---------- Document source

La Corruption dans l’Aide humanitaire

La coopération entre les Etats s’est développée sur la base de la solidarité humaine universelle. Ce principe, mis en relief dès l’article 2, alinéa 1 du PIDESC, conduit les États réputés riches à accompagner, du moins à supporter les Etats économiquement faibles. La finalité consiste à permettre à ces derniers de s’acquitter de leurs obligations vis-à-vis de leurs populations. Cette aide, qui peut prendre plusieurs formes, est destinée fort souvent à combattre l’hydre de la pauvreté.

Malheureusement encore, pour ces Etats fragiles, vient un moment où leurs populations, en raison de leur vulnérabilité, sont terrassées par des catastrophes naturelles ou d’origine humaine, dont, entre autres, cyclone, séisme ou guerre. En effet, à première vue, ces pays sont fort souvent pauvres et dotés d’infrastructures précaires ; d’où leur incapacité à donner une réponse adéquate à l’urgence de la situation ou à satisfaire les besoins immédiats des innombrables victimes.

--------------------
---------- Données fournies

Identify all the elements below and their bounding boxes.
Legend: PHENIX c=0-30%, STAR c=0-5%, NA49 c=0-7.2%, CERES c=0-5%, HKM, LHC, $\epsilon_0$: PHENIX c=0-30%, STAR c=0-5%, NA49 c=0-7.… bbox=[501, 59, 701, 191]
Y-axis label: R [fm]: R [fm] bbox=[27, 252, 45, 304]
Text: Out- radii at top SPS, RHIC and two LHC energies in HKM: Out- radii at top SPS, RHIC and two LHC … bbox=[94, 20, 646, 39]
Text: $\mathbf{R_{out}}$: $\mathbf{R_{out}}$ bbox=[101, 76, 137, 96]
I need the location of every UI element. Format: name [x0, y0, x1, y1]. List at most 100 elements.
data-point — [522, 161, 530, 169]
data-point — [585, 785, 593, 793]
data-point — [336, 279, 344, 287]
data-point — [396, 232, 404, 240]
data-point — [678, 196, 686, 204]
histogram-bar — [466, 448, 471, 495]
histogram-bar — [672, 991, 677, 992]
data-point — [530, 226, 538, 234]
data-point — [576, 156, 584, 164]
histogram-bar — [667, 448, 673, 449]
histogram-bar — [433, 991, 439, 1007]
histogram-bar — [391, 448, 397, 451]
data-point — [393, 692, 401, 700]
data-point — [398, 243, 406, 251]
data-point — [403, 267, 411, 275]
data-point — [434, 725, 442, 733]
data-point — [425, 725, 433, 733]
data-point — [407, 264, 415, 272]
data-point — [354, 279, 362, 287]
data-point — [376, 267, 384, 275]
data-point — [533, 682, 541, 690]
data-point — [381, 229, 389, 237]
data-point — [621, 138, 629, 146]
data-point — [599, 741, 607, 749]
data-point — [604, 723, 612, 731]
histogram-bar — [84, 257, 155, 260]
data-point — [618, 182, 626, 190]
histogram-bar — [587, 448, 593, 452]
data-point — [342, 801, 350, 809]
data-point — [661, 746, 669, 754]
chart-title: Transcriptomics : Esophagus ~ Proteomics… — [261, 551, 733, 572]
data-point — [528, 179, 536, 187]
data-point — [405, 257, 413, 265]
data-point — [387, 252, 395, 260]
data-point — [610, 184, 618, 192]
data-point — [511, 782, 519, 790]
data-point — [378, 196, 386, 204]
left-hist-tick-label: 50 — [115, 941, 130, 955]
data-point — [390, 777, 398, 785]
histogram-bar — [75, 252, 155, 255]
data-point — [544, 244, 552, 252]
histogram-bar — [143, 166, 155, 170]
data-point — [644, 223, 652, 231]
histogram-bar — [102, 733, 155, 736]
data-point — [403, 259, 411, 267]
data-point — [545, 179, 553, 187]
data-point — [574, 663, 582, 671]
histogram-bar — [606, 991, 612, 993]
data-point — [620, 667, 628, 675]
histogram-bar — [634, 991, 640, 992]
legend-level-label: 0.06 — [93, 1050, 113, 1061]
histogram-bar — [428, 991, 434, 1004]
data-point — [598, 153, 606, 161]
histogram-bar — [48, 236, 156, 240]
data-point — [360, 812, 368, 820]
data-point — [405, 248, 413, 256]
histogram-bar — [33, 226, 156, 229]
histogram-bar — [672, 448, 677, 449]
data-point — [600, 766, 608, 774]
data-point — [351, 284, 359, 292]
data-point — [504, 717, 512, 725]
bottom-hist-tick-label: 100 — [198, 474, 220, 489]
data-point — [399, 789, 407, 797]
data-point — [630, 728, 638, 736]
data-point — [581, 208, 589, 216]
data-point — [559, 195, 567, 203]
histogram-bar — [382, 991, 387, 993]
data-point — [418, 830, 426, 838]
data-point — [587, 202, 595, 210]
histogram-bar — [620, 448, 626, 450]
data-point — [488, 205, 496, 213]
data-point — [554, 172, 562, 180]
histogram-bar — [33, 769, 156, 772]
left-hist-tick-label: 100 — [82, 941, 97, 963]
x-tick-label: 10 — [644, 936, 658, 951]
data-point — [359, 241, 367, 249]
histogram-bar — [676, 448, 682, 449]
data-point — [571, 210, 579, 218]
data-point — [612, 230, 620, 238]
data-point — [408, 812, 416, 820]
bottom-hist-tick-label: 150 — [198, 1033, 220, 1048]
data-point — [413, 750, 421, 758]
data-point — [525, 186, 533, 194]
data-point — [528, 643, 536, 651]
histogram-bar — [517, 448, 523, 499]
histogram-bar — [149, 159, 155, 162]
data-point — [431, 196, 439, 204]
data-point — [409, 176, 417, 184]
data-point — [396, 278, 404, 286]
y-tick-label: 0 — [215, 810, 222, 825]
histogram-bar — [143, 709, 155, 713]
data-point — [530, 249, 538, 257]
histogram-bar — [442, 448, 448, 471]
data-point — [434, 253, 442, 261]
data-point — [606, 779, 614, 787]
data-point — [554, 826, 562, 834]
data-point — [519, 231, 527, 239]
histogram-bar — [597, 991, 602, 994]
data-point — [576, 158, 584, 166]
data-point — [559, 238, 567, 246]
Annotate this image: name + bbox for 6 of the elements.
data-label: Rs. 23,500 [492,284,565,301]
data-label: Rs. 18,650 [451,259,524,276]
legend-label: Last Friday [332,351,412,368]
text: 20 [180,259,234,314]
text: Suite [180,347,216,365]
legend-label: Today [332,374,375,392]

--------------------

Pouvez-vous mettre à jour le passage du texte sur la corruption dans l'aide humanitaire allant de « La coopération entre » jusqu'à « de la pauvreté. » inclus, en remplaçant « solidarité humaine universelle » par « solidarité internationale » ? Les données n'interviennent en rien ici.

> _Résultat attendu_
La coopération entre les Etats s’est développée sur la base de la solidarité internationale. Ce principe, mis en relief dès l’article 2, alinéa 1 du PIDESC, conduit les États réputés riches à accompagner, du moins à supporter les Etats économiquement faibles. La finalité consiste à permettre à ces derniers de s’acquitter de leurs obligations vis-à-vis de leurs populations. Cette aide, qui peut prendre plusieurs formes, est destinée fort souvent à combattre l’hydre de la pauvreté.